Element and region listings
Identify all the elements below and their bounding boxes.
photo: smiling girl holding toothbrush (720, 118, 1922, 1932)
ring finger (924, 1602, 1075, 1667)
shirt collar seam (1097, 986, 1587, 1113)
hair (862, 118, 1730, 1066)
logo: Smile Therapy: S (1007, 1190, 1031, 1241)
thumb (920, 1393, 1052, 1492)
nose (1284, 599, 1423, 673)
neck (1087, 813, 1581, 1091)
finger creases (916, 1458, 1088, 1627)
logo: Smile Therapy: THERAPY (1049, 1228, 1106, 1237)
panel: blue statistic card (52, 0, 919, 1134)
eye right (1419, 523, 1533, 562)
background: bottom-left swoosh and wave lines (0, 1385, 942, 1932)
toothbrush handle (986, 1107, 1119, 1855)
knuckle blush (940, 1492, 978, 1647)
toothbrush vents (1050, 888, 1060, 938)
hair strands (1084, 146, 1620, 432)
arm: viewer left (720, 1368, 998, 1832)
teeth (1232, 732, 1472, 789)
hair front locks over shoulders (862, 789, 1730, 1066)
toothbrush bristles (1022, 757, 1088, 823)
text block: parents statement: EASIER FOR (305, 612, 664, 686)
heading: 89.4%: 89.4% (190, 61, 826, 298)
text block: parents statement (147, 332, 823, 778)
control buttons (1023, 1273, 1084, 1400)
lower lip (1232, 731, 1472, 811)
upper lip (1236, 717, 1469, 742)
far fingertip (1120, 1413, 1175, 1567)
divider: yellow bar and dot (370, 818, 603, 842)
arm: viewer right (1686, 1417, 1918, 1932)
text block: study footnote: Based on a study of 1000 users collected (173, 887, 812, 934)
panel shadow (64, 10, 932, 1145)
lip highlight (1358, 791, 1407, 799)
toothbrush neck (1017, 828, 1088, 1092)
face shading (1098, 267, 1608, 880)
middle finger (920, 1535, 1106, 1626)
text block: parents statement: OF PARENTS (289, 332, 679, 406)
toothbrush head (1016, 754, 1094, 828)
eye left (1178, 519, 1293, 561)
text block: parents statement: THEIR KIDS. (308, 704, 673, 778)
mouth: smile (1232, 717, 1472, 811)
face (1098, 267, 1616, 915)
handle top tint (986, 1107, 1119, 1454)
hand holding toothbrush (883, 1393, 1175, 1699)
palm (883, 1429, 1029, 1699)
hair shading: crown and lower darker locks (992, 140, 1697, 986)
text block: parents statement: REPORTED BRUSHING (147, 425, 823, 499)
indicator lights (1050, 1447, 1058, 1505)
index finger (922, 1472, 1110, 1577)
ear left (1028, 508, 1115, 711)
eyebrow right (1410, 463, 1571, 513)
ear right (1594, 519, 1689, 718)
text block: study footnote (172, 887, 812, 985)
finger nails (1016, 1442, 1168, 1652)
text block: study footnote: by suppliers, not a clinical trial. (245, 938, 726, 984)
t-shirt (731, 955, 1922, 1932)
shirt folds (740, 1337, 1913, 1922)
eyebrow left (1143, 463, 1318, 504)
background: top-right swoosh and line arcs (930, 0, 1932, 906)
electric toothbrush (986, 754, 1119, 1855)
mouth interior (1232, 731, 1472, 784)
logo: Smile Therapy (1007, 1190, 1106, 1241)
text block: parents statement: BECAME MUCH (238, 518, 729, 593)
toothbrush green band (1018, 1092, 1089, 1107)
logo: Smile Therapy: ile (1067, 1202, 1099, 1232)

--

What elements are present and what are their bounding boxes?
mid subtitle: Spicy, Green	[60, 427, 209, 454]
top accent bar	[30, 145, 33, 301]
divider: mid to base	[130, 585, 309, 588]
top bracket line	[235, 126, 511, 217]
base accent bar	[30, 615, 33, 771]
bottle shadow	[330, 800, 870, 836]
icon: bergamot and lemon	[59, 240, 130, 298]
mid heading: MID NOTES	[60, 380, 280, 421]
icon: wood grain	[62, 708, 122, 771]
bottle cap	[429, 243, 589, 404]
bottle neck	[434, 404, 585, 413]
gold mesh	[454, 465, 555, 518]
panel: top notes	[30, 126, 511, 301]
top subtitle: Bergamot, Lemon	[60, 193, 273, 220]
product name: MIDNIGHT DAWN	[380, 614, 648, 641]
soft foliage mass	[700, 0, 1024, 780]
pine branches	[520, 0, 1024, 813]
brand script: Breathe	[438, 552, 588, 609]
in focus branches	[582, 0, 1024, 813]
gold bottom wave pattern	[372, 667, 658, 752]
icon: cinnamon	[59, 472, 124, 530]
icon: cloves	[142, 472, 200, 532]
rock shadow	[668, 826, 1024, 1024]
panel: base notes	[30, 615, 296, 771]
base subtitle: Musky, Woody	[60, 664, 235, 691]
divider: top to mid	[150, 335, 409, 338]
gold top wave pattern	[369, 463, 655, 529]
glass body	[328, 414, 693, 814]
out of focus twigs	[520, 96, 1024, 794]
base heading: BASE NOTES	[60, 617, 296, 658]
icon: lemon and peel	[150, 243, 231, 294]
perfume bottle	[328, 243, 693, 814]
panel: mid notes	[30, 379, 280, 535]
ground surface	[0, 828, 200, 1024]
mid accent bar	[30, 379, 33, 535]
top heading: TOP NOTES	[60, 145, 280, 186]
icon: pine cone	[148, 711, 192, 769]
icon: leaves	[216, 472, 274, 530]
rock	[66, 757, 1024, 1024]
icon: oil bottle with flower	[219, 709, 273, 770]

---

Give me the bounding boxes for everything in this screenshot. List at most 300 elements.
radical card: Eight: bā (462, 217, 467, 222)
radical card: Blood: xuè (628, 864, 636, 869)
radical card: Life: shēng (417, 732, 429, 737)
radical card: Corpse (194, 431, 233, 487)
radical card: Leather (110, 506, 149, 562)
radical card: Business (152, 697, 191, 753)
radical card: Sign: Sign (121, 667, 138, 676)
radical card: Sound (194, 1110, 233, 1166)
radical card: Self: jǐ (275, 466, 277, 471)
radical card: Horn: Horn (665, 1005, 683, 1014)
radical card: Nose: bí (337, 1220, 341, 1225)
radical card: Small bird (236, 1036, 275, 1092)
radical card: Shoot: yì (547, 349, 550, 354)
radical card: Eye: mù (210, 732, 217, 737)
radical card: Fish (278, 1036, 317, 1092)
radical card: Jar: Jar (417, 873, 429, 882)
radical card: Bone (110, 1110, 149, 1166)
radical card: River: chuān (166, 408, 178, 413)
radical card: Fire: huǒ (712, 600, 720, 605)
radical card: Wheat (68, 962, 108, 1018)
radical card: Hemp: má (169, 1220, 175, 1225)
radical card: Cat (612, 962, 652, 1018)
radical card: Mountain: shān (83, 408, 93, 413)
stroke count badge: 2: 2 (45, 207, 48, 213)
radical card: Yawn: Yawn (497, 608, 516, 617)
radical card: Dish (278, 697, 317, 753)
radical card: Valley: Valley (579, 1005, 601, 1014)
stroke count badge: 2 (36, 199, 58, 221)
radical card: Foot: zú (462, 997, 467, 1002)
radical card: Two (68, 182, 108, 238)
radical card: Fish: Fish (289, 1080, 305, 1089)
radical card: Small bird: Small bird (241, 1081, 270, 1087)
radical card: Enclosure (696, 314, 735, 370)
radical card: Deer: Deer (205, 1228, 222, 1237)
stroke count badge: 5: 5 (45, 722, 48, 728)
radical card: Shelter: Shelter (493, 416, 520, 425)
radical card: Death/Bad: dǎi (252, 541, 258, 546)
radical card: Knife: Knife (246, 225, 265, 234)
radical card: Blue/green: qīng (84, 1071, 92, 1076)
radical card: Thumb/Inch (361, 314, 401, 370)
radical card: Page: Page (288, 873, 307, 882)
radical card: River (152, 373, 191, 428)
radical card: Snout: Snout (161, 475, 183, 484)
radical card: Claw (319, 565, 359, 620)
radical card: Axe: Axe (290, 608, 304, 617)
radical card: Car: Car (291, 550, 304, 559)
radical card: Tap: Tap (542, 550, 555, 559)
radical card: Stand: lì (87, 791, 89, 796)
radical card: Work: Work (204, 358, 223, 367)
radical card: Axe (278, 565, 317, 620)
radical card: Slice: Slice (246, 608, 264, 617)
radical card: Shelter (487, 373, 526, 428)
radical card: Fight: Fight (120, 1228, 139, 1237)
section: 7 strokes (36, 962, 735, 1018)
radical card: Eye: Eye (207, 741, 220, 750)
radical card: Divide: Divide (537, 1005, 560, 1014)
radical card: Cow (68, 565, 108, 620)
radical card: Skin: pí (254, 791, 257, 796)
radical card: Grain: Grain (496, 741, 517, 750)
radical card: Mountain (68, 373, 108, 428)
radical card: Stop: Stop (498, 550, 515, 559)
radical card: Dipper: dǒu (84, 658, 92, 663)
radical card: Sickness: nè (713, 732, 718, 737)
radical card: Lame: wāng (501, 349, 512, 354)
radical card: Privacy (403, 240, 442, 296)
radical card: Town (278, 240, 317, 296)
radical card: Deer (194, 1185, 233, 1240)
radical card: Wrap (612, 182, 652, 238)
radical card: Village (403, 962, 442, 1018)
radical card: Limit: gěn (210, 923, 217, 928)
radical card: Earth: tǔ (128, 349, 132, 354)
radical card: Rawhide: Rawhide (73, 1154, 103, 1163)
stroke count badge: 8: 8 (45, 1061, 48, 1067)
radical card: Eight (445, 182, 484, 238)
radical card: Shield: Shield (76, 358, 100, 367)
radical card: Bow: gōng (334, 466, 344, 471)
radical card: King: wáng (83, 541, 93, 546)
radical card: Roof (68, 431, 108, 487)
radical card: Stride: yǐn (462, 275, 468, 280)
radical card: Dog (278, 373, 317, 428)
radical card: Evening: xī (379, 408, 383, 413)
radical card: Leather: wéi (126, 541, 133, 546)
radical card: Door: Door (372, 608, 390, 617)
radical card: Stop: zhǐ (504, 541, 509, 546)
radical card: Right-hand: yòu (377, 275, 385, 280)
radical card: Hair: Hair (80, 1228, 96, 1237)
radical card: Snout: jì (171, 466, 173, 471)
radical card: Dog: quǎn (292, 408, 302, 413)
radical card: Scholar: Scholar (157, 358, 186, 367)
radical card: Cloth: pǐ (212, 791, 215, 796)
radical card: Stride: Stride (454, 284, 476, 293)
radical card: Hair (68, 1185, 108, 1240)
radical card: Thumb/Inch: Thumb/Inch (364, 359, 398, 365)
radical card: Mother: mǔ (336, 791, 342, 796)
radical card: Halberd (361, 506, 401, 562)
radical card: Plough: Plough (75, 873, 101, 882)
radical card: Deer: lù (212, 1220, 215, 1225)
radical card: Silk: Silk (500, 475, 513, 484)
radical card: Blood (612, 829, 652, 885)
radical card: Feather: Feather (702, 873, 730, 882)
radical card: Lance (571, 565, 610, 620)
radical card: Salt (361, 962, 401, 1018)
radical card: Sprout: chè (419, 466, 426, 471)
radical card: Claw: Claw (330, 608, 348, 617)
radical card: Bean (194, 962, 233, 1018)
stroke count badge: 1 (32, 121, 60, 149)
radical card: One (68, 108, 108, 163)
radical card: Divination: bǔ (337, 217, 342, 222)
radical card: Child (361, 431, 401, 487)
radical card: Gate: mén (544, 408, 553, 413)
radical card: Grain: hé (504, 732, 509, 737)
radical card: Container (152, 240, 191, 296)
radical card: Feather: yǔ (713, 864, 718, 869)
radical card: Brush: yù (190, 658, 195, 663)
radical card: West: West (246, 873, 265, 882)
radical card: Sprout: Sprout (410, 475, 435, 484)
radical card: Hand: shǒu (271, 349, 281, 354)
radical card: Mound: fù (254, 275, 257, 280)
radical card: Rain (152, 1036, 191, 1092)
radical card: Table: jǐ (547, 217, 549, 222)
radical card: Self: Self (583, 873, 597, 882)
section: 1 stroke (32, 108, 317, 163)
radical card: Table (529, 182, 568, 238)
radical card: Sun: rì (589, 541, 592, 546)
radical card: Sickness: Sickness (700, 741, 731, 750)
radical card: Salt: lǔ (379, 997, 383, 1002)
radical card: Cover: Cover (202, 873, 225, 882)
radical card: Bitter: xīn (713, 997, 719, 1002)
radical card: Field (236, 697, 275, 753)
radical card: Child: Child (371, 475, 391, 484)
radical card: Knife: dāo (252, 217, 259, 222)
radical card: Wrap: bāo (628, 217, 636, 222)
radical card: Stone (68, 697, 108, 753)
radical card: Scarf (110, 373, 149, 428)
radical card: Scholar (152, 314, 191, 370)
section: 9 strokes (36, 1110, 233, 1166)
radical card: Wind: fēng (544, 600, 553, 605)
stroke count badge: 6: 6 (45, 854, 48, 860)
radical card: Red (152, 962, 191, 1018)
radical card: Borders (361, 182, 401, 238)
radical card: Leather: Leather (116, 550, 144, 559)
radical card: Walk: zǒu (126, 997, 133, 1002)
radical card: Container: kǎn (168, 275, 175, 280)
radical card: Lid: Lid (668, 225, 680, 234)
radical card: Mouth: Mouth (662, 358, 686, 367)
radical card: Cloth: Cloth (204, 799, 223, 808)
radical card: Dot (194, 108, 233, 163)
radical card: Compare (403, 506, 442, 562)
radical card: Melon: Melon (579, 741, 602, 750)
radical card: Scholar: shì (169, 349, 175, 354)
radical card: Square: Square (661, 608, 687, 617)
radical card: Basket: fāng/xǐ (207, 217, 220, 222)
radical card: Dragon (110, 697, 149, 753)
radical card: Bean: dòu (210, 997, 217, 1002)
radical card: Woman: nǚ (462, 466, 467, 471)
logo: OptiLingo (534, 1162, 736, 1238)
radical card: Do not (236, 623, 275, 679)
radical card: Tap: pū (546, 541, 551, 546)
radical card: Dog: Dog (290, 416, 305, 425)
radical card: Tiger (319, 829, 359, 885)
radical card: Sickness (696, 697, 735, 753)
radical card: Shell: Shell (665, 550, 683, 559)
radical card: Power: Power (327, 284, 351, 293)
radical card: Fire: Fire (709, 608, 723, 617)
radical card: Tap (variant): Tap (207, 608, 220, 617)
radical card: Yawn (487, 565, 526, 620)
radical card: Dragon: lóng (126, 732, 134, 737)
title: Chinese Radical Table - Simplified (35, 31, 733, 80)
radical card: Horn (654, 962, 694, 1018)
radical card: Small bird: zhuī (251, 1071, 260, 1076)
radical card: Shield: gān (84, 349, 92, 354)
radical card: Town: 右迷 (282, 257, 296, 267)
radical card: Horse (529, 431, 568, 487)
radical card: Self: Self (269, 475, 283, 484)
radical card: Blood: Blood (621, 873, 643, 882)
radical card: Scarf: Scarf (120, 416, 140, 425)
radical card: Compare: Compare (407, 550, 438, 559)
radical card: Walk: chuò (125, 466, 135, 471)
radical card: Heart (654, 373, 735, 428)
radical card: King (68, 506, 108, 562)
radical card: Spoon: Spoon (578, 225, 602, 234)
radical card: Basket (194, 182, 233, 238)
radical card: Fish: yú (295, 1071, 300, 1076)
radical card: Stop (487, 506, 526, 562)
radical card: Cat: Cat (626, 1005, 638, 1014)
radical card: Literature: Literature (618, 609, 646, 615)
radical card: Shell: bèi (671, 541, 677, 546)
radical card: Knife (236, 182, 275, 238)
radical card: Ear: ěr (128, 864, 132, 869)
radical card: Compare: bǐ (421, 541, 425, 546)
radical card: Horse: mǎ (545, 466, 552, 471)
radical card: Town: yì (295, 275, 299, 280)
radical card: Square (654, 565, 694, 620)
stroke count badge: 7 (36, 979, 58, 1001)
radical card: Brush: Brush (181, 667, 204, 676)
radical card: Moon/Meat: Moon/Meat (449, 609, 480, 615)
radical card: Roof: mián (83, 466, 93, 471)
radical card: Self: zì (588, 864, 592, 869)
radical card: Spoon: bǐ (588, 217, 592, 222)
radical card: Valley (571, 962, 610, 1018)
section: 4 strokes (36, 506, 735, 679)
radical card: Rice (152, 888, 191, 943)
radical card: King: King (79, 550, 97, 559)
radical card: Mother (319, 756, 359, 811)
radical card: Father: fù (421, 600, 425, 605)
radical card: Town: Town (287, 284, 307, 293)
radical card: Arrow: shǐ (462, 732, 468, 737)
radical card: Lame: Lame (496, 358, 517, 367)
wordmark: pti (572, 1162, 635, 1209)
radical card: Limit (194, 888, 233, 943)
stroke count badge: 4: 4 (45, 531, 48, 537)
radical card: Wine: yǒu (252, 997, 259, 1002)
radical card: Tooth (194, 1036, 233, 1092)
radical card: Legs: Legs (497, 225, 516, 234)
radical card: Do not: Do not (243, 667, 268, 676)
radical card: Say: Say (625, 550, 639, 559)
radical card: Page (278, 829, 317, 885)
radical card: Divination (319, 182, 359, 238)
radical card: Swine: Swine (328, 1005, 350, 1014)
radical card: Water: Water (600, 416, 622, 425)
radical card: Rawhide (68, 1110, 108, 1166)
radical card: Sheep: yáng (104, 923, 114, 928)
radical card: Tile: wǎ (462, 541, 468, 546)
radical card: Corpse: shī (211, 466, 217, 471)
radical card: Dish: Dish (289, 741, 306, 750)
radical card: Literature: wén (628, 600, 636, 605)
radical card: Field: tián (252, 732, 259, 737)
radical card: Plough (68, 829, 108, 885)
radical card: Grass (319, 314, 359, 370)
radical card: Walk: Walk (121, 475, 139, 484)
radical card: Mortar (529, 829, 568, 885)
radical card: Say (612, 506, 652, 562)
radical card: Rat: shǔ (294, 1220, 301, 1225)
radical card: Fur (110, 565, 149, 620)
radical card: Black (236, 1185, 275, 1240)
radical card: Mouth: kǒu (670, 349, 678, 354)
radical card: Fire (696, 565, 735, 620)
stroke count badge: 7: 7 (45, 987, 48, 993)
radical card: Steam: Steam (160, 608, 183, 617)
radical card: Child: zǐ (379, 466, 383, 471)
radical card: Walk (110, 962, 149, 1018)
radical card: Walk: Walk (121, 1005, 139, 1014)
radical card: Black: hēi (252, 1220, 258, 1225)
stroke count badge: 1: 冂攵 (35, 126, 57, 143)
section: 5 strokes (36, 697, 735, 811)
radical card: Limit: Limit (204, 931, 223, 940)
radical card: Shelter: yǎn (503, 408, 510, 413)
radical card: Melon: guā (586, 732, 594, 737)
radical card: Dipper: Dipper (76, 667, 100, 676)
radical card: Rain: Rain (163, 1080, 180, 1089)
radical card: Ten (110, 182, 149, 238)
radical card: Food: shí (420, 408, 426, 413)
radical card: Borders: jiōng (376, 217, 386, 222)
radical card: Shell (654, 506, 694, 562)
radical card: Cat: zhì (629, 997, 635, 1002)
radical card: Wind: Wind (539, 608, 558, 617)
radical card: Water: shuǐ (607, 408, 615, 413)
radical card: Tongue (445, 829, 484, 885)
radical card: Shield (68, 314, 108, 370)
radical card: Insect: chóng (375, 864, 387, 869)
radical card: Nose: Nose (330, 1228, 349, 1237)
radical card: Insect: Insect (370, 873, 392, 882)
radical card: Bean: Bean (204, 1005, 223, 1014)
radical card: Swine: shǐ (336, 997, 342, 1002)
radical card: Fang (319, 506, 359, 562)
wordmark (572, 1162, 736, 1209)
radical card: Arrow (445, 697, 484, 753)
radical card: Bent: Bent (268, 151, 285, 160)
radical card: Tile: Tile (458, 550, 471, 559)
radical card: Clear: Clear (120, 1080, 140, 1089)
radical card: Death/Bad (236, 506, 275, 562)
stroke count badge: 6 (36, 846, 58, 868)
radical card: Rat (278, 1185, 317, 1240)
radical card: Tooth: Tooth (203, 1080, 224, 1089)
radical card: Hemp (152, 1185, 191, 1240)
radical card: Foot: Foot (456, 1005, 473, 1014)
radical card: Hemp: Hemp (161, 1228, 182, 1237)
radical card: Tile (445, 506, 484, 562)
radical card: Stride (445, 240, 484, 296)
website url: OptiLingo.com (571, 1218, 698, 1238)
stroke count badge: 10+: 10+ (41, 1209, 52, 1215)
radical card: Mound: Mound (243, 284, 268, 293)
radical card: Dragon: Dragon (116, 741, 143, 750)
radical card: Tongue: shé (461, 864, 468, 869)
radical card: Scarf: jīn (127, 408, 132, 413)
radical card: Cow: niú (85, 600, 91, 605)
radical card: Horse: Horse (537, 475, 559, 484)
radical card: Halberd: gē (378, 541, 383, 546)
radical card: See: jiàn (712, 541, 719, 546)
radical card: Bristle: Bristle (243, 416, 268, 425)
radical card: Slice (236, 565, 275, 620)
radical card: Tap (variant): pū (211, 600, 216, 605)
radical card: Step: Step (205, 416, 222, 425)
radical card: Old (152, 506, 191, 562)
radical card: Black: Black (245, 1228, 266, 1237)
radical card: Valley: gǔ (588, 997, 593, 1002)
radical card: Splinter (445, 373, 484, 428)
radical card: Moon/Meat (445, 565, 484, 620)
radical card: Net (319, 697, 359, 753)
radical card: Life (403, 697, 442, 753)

* [PROBLEM TO WORK ON] Reproduce the records between the line holding "What elements are" and the line holding "126, 511, 301]", inclusive, copying each line exactly.

* [OUTPUT FOR THIS EXERCISE]
What elements are present and what are their bounding boxes?
mid subtitle: Spicy, Green	[60, 427, 209, 454]
top accent bar	[30, 145, 33, 301]
divider: mid to base	[130, 585, 309, 588]
top bracket line	[235, 126, 511, 217]
base accent bar	[30, 615, 33, 771]
bottle shadow	[330, 800, 870, 836]
icon: bergamot and lemon	[59, 240, 130, 298]
mid heading: MID NOTES	[60, 380, 280, 421]
icon: wood grain	[62, 708, 122, 771]
bottle cap	[429, 243, 589, 404]
bottle neck	[434, 404, 585, 413]
gold mesh	[454, 465, 555, 518]
panel: top notes	[30, 126, 511, 301]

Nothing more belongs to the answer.